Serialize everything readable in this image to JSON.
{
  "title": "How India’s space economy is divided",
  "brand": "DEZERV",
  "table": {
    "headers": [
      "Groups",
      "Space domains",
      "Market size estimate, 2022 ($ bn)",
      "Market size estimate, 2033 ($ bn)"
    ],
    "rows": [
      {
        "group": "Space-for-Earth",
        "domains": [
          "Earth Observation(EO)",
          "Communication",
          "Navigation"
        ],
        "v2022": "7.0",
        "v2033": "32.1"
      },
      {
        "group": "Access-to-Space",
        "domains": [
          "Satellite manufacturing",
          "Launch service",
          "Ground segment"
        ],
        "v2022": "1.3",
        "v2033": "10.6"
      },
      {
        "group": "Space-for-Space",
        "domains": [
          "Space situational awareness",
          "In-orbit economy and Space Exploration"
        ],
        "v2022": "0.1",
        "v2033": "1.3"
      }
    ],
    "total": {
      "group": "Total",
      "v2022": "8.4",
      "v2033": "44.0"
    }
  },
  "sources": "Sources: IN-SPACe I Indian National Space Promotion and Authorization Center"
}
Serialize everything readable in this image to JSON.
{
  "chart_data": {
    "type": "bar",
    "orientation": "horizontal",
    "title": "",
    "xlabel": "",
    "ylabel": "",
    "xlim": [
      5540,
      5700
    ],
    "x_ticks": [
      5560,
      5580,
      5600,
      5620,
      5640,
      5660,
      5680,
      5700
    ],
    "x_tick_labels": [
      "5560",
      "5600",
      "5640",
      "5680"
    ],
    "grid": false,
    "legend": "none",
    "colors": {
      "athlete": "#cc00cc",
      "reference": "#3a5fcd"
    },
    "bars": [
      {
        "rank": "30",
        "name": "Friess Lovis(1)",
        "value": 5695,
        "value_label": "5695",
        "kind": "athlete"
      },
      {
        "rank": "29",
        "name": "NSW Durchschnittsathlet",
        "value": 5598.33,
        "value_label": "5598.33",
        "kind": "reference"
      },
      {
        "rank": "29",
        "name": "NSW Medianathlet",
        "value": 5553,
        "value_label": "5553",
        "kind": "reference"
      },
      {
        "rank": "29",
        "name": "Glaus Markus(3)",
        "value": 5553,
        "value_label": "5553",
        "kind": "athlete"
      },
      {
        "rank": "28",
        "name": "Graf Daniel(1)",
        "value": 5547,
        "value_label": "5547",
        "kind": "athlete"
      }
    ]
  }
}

____

What is required: Gather each line in these records that contains the string "name".

Task solution:
        "name": "Friess Lovis(1)",
        "name": "NSW Durchschnittsathlet",
        "name": "NSW Medianathlet",
        "name": "Glaus Markus(3)",
        "name": "Graf Daniel(1)",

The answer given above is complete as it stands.